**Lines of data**

****************************************

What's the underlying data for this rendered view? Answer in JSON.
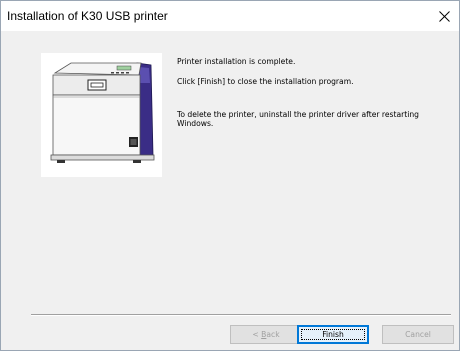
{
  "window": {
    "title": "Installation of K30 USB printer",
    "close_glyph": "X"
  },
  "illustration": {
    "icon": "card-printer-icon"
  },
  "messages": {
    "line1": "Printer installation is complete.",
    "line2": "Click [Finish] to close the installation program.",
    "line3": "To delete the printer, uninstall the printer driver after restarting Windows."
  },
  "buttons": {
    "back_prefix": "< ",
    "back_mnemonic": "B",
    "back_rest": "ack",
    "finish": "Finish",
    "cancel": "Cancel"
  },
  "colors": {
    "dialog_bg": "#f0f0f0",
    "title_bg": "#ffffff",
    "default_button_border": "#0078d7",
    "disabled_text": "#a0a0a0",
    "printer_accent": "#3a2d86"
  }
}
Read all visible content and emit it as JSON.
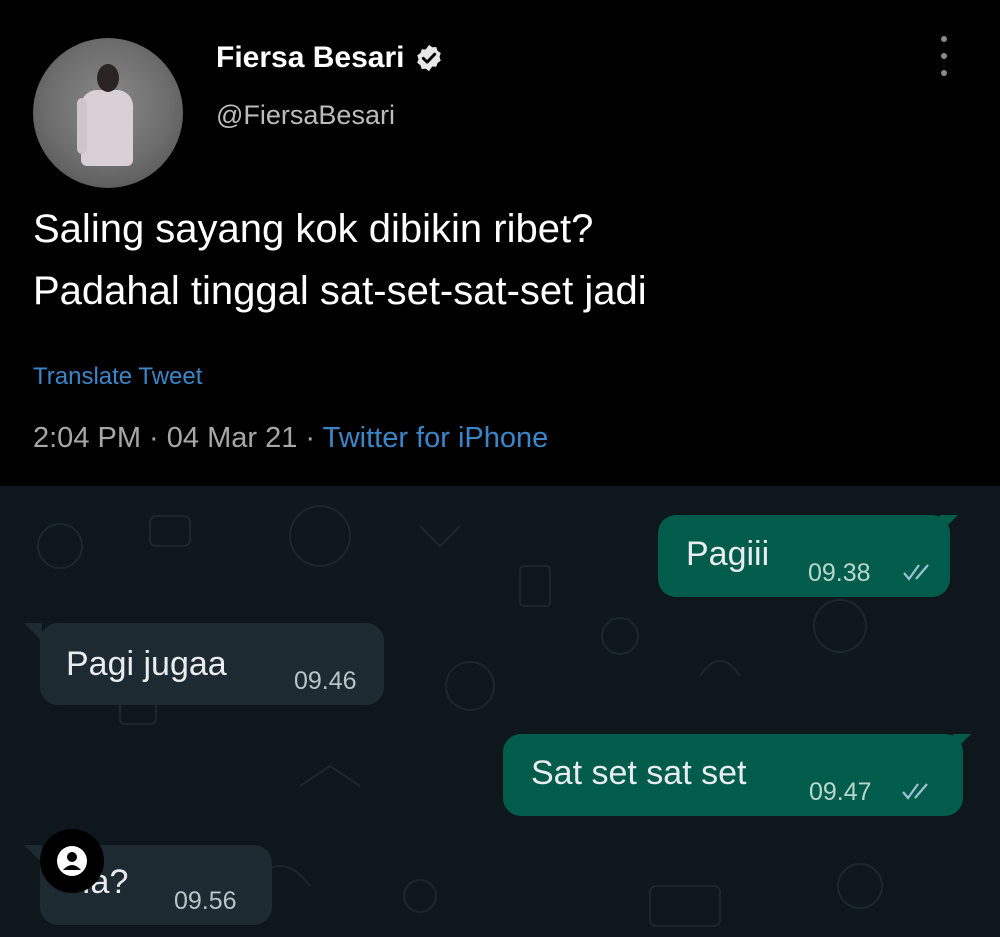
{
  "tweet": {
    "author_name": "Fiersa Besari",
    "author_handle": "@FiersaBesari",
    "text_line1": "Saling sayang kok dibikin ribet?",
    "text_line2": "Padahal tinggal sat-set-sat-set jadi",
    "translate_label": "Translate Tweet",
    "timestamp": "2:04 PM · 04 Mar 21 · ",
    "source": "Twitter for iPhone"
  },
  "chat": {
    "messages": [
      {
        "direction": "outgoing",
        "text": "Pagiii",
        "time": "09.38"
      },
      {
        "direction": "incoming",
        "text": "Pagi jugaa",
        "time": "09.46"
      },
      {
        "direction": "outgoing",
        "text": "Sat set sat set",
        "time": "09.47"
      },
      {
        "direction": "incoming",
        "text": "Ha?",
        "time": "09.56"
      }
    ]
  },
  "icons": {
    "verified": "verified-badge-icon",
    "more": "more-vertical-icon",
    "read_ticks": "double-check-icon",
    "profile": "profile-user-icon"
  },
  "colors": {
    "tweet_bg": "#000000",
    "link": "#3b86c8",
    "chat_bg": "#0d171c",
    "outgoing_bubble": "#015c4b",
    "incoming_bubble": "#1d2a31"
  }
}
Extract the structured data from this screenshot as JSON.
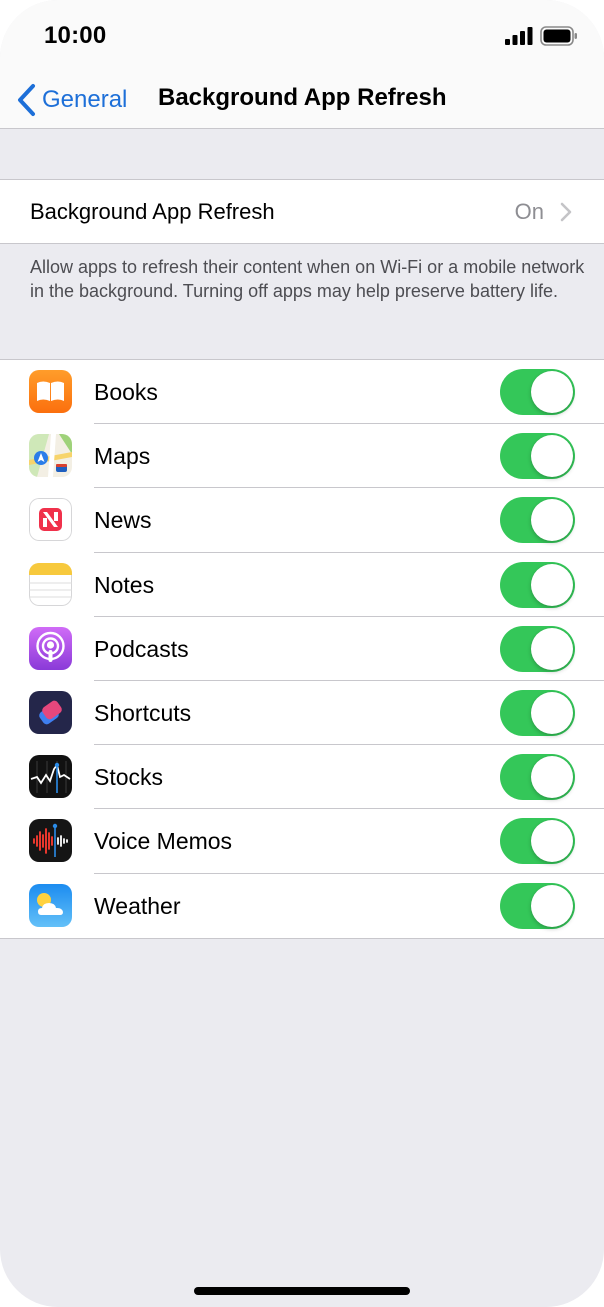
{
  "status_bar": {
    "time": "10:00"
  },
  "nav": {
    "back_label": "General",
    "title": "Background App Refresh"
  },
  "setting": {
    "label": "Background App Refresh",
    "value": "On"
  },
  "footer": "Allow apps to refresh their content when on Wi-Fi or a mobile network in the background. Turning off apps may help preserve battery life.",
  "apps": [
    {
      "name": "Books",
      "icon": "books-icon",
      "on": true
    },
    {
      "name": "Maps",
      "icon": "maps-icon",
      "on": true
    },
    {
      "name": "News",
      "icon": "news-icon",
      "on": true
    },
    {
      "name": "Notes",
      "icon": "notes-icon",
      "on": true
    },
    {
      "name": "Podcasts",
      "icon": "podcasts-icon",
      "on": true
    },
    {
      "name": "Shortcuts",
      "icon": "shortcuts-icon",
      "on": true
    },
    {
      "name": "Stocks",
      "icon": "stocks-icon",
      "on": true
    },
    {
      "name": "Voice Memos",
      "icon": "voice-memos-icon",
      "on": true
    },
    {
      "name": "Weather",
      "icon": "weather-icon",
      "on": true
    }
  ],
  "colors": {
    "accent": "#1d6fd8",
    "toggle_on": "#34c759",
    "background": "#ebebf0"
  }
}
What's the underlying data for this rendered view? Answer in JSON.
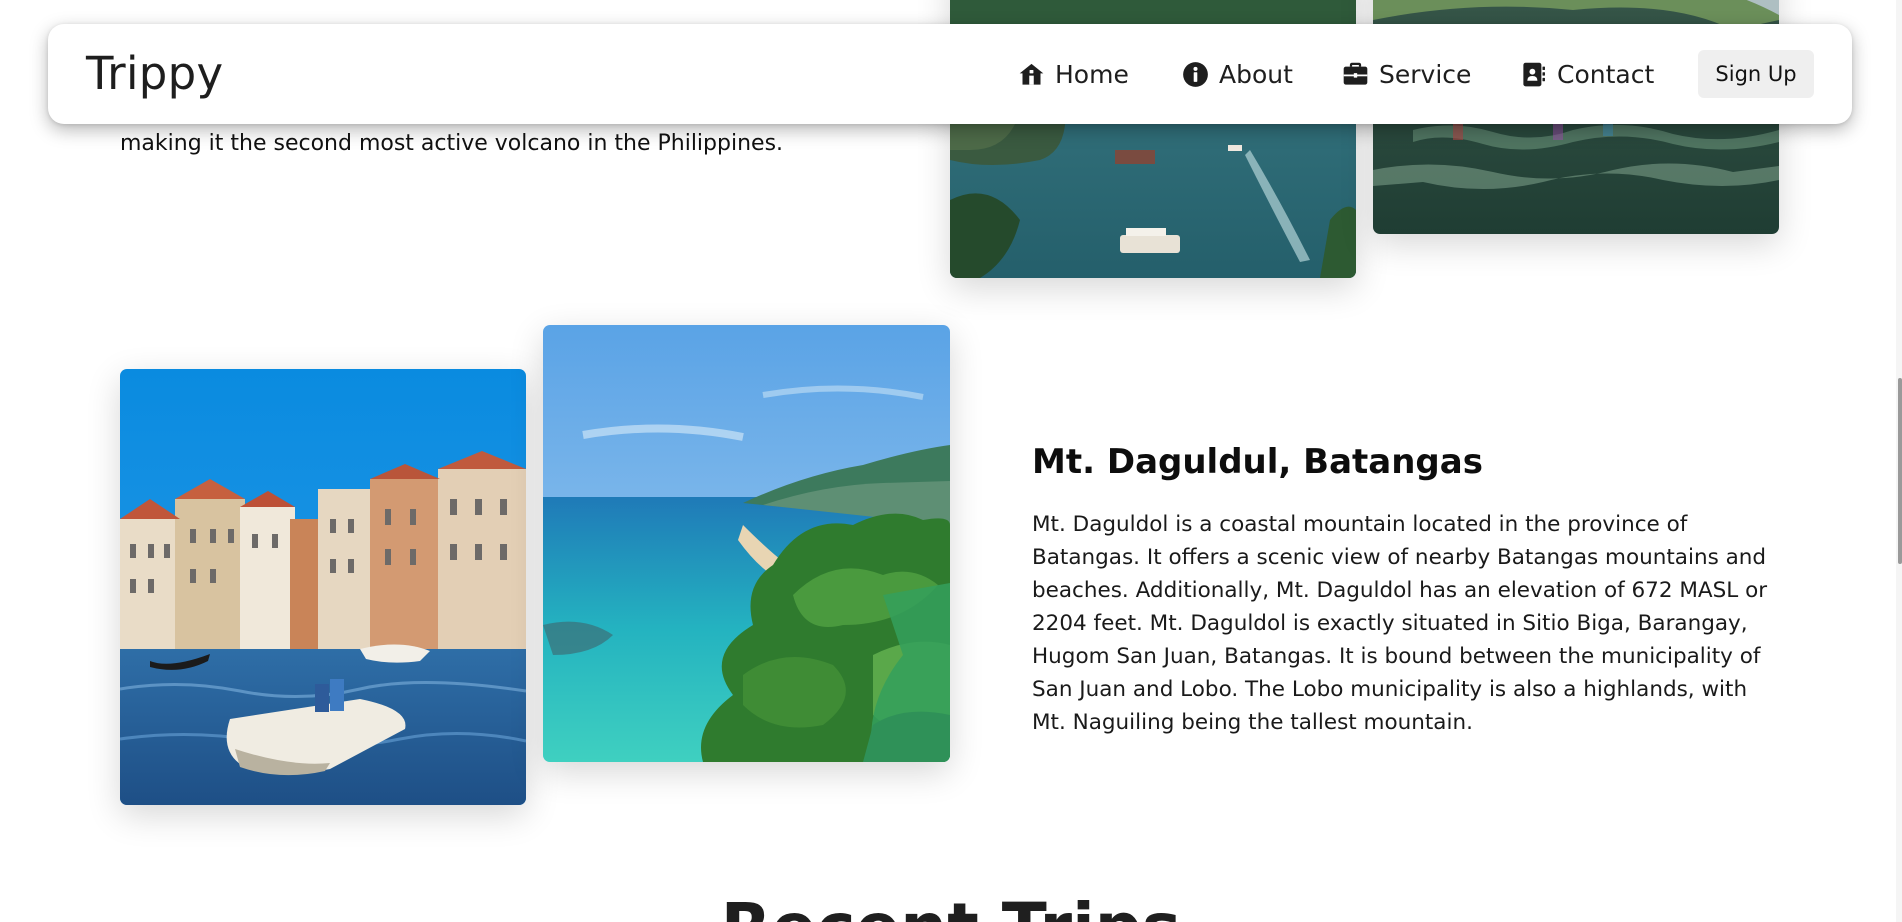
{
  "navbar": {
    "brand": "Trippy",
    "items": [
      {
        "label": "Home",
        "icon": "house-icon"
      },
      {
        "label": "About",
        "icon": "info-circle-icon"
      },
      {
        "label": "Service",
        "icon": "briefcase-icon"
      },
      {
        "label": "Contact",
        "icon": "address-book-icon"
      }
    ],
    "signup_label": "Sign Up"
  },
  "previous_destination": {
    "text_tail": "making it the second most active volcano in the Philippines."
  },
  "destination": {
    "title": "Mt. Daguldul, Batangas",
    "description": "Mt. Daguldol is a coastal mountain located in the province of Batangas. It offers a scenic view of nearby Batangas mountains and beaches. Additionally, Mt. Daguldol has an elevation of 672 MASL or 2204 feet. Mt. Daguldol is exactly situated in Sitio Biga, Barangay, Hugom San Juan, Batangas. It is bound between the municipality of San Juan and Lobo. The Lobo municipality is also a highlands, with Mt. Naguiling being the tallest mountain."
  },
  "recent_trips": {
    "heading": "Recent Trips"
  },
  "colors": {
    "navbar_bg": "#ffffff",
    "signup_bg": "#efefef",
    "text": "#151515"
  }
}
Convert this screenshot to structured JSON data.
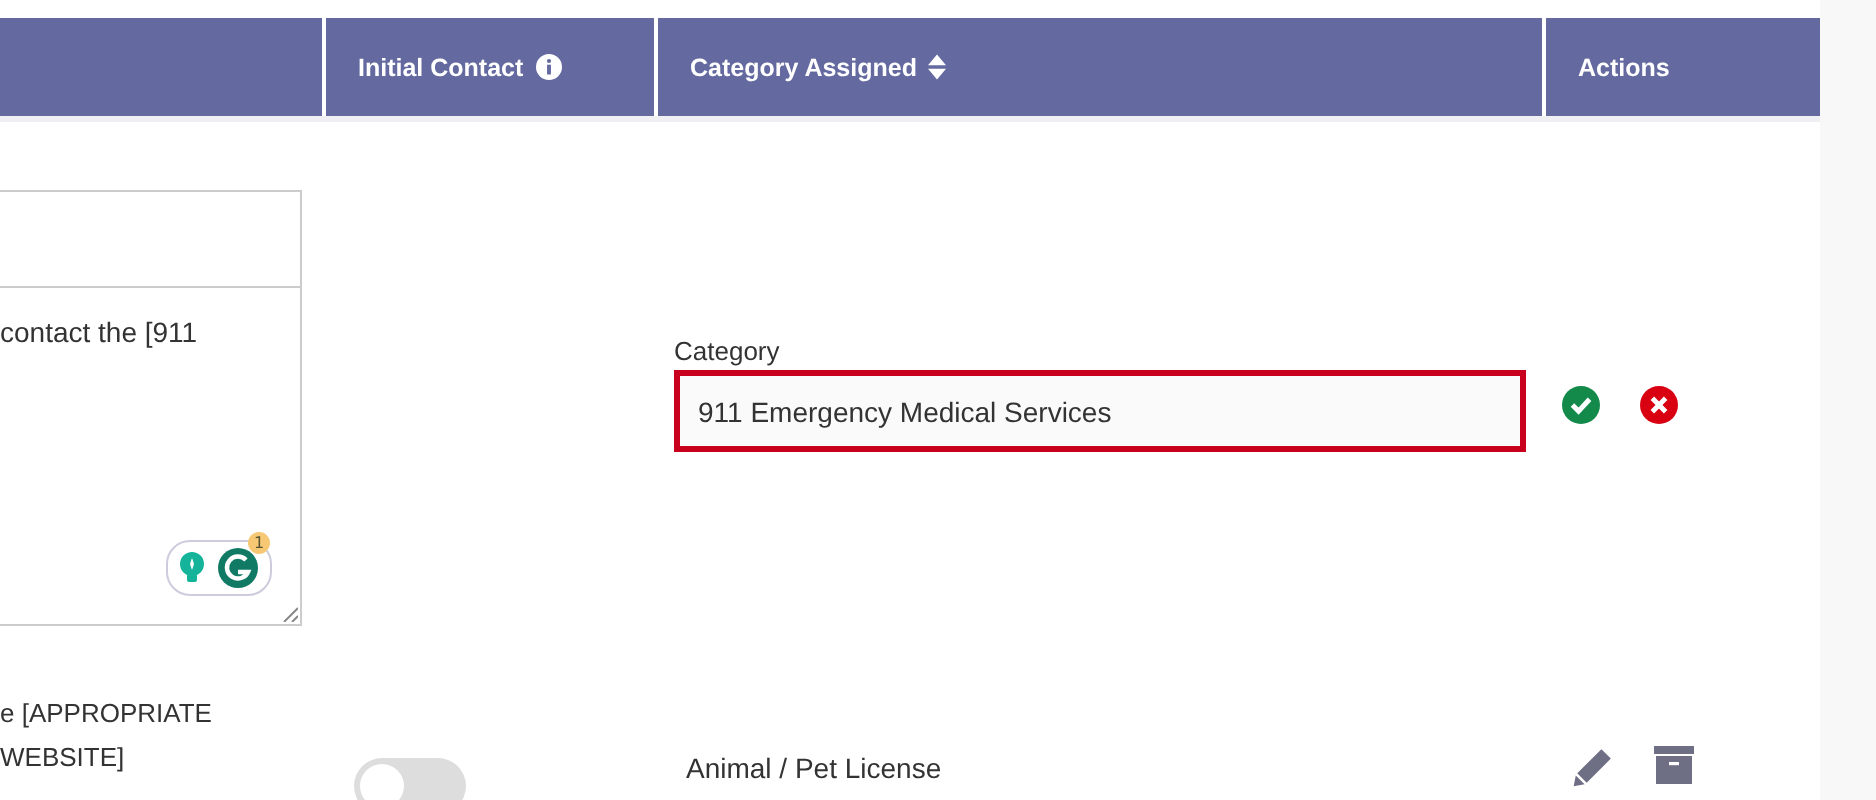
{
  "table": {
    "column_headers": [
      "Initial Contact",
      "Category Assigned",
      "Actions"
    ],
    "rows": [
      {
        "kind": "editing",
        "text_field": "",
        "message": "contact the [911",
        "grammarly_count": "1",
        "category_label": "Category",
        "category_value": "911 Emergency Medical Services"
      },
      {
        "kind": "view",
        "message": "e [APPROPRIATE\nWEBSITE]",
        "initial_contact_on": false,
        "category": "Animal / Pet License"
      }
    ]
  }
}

****************************************

Reproduce every line from the entries that holds the word "Finish".

**Written response**
    "line2": "Click [Finish] to close the installation program.",
    "finish": "Finish",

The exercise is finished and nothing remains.